**Text:**
+ + + + + + +

Although festivals have been largely stripped of their religious meaning to become social events, witnessing a traditional ceremony is what draws most visitors to Tanah Toraja, particularly during the "peak festival season" in the agriculturally quiet period from June to September. Take a gift for your hosts - a carton of cigarettes, or a jerry can of balok (palm wine) - and hand it over when they invite you to sit down with them. Gift-giving is an integral part of Torajan ceremonies, an expression of the reciprocal obligations binding families and friends. Do not sit down uninvited, or take photos without asking; dress modestly, and wear dark clothing for funerals - a black T-shirt with blue jeans is perfectly acceptable, as are thong sandals. Most importantly, spend time at any ceremony you attend, drinking coffee and balok with your hosts, as too many tourists just breeze in and out.

+ + + + + + +

**Collected material:**
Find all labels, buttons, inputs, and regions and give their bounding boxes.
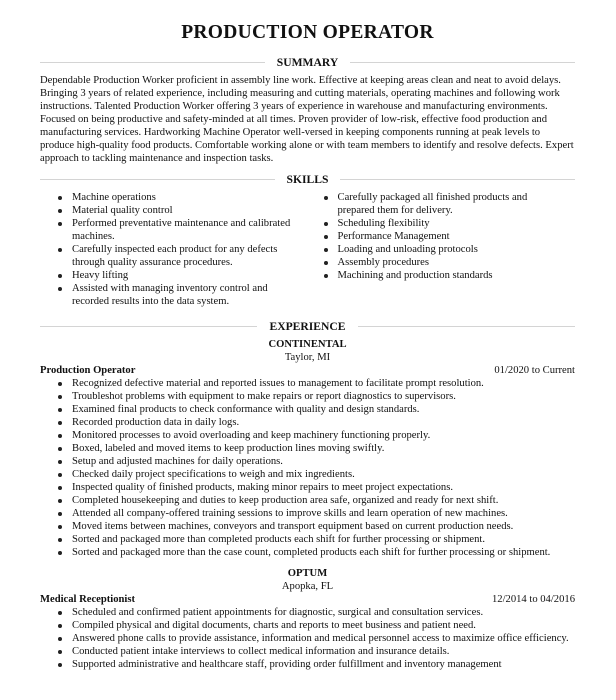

+ + + + + + +

**Problem details:**
According to the text on Torajan ceremonies, why should visitors bring a gift for their hosts? Answer in one to three sentences. The lines have nothing to do with what follows.

**Response:**
Gift-giving is an integral part of Torajan ceremonies. It expresses the reciprocal obligations that bind families and friends. The text suggests a carton of cigarettes or a jerry can of balok, handed over when the hosts invite you to sit down with them.